Task to carry out
In the entries below, count the lines holding "Type". Reply with the number only.
---------- Information supplied ----------
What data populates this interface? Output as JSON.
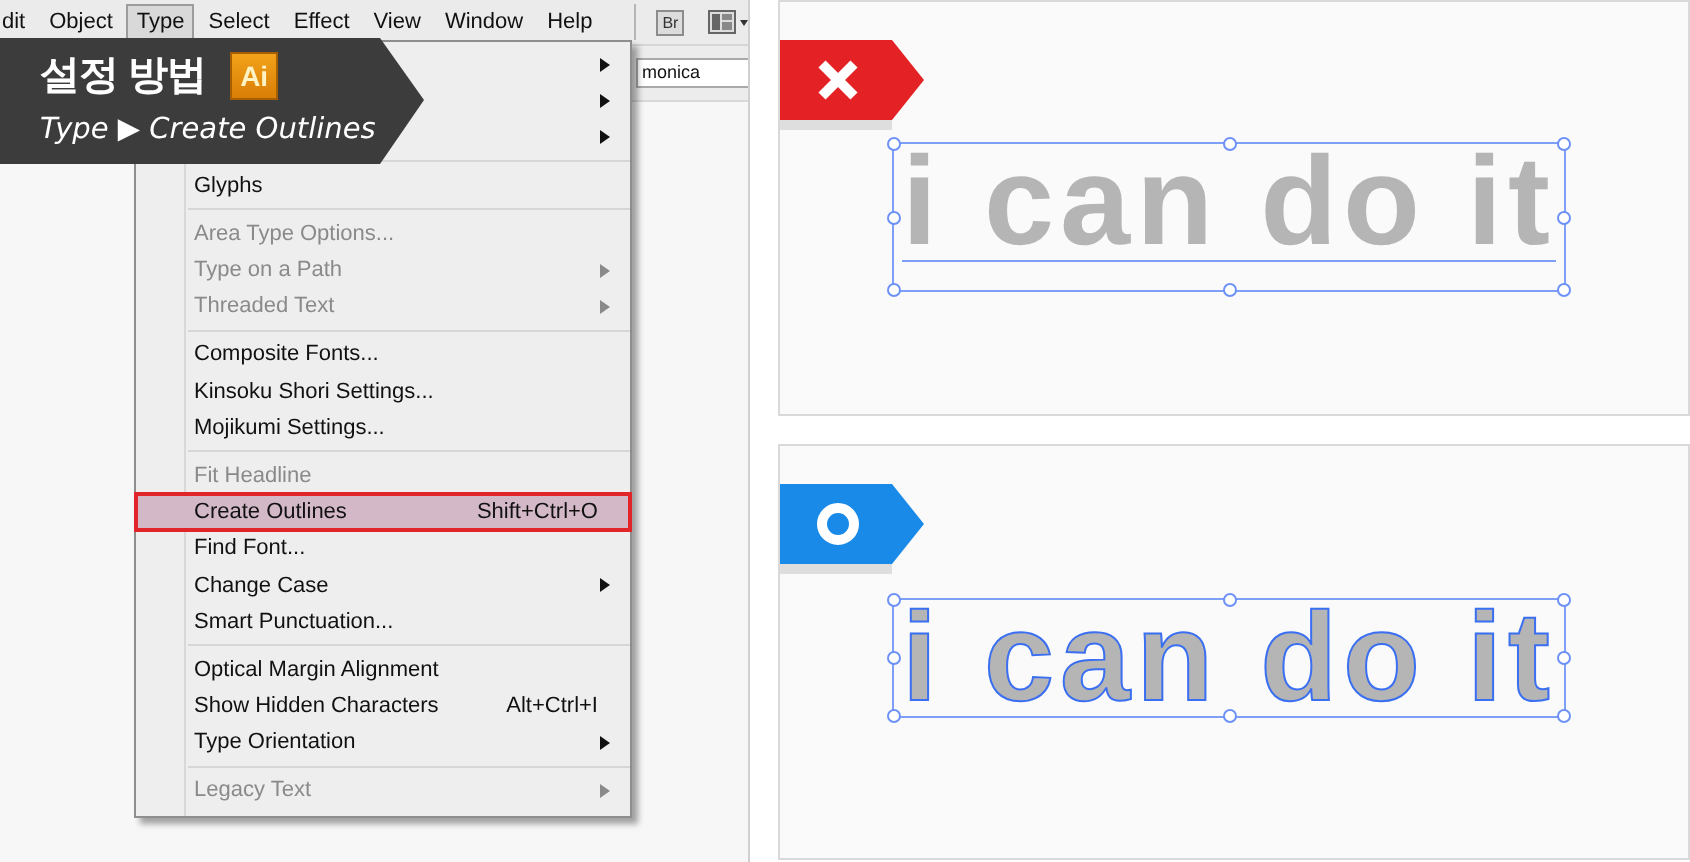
{
  "menubar": {
    "items": [
      {
        "label": "dit",
        "selected": false
      },
      {
        "label": "Object",
        "selected": false
      },
      {
        "label": "Type",
        "selected": true
      },
      {
        "label": "Select",
        "selected": false
      },
      {
        "label": "Effect",
        "selected": false
      },
      {
        "label": "View",
        "selected": false
      },
      {
        "label": "Window",
        "selected": false
      },
      {
        "label": "Help",
        "selected": false
      }
    ],
    "bridge_button": "Br"
  },
  "toolbar": {
    "font_field": {
      "value": "monica"
    }
  },
  "menu": {
    "items": [
      {
        "kind": "item",
        "submenu": true,
        "disabled": false,
        "selected": false
      },
      {
        "kind": "item",
        "submenu": true,
        "disabled": false,
        "selected": false
      },
      {
        "kind": "item",
        "submenu": true,
        "disabled": false,
        "selected": false
      },
      {
        "kind": "separator"
      },
      {
        "kind": "item",
        "label": "Glyphs",
        "submenu": false,
        "disabled": false,
        "selected": false
      },
      {
        "kind": "separator"
      },
      {
        "kind": "item",
        "label": "Area Type Options...",
        "submenu": false,
        "disabled": true,
        "selected": false
      },
      {
        "kind": "item",
        "label": "Type on a Path",
        "submenu": true,
        "disabled": true,
        "selected": false
      },
      {
        "kind": "item",
        "label": "Threaded Text",
        "submenu": true,
        "disabled": true,
        "selected": false
      },
      {
        "kind": "separator"
      },
      {
        "kind": "item",
        "label": "Composite Fonts...",
        "submenu": false,
        "disabled": false,
        "selected": false
      },
      {
        "kind": "item",
        "label": "Kinsoku Shori Settings...",
        "submenu": false,
        "disabled": false,
        "selected": false
      },
      {
        "kind": "item",
        "label": "Mojikumi Settings...",
        "submenu": false,
        "disabled": false,
        "selected": false
      },
      {
        "kind": "separator"
      },
      {
        "kind": "item",
        "label": "Fit Headline",
        "submenu": false,
        "disabled": true,
        "selected": false
      },
      {
        "kind": "item",
        "label": "Create Outlines",
        "shortcut": "Shift+Ctrl+O",
        "submenu": false,
        "disabled": false,
        "selected": true
      },
      {
        "kind": "item",
        "label": "Find Font...",
        "submenu": false,
        "disabled": false,
        "selected": false
      },
      {
        "kind": "item",
        "label": "Change Case",
        "submenu": true,
        "disabled": false,
        "selected": false
      },
      {
        "kind": "item",
        "label": "Smart Punctuation...",
        "submenu": false,
        "disabled": false,
        "selected": false
      },
      {
        "kind": "separator"
      },
      {
        "kind": "item",
        "label": "Optical Margin Alignment",
        "submenu": false,
        "disabled": false,
        "selected": false
      },
      {
        "kind": "item",
        "label": "Show Hidden Characters",
        "shortcut": "Alt+Ctrl+I",
        "submenu": false,
        "disabled": false,
        "selected": false
      },
      {
        "kind": "item",
        "label": "Type Orientation",
        "submenu": true,
        "disabled": false,
        "selected": false
      },
      {
        "kind": "separator"
      },
      {
        "kind": "item",
        "label": "Legacy Text",
        "submenu": true,
        "disabled": true,
        "selected": false
      }
    ]
  },
  "banner": {
    "title": "설정 방법",
    "logo": "Ai",
    "path": "Type ▶ Create Outlines"
  },
  "examples": [
    {
      "kind": "wrong",
      "artwork_text": "i can do it",
      "outlined": false
    },
    {
      "kind": "right",
      "artwork_text": "i can do it",
      "outlined": true
    }
  ]
}
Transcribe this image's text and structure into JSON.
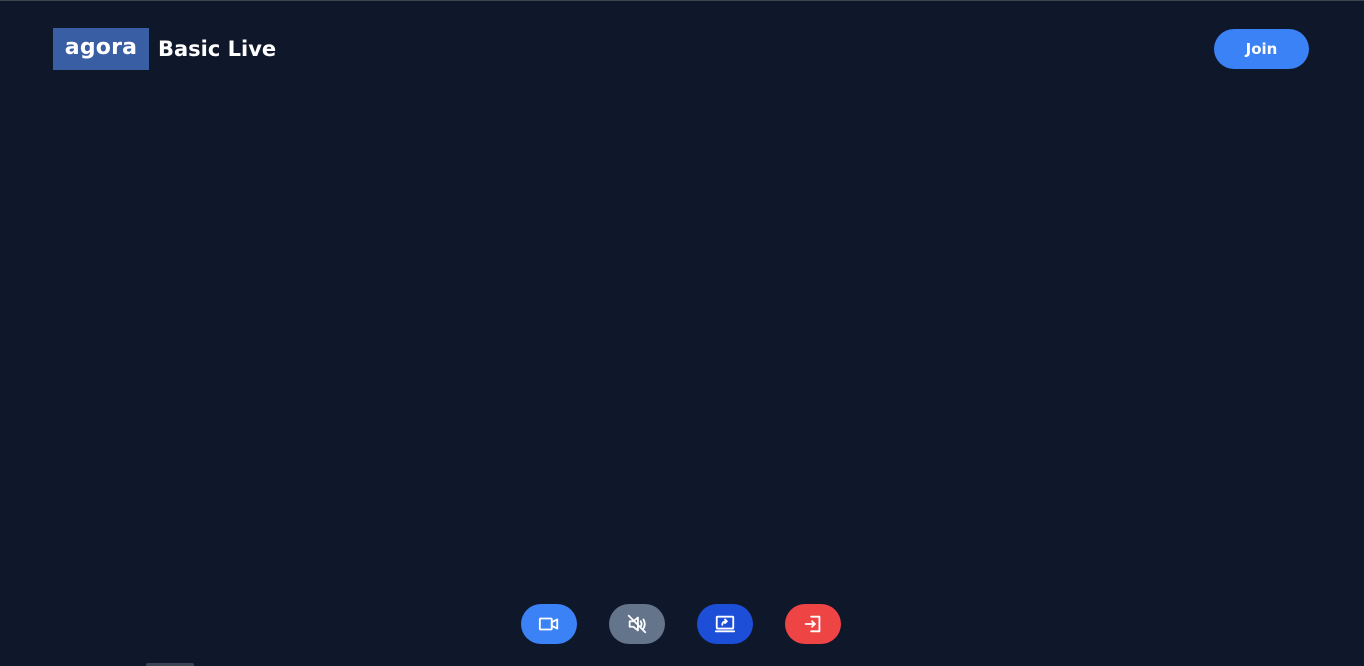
{
  "header": {
    "logo_text": "agora",
    "title": "Basic Live",
    "join_label": "Join"
  },
  "controls": [
    {
      "name": "camera",
      "icon": "video-camera-icon",
      "color": "#3b82f6"
    },
    {
      "name": "microphone",
      "icon": "speaker-muted-icon",
      "color": "#64748b"
    },
    {
      "name": "screen-share",
      "icon": "screen-share-icon",
      "color": "#1d4ed8"
    },
    {
      "name": "leave",
      "icon": "exit-icon",
      "color": "#ef4444"
    }
  ],
  "colors": {
    "background": "#0f172a",
    "accent": "#3b82f6",
    "logo_bg": "#3a5ea3"
  }
}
----------
Answer
5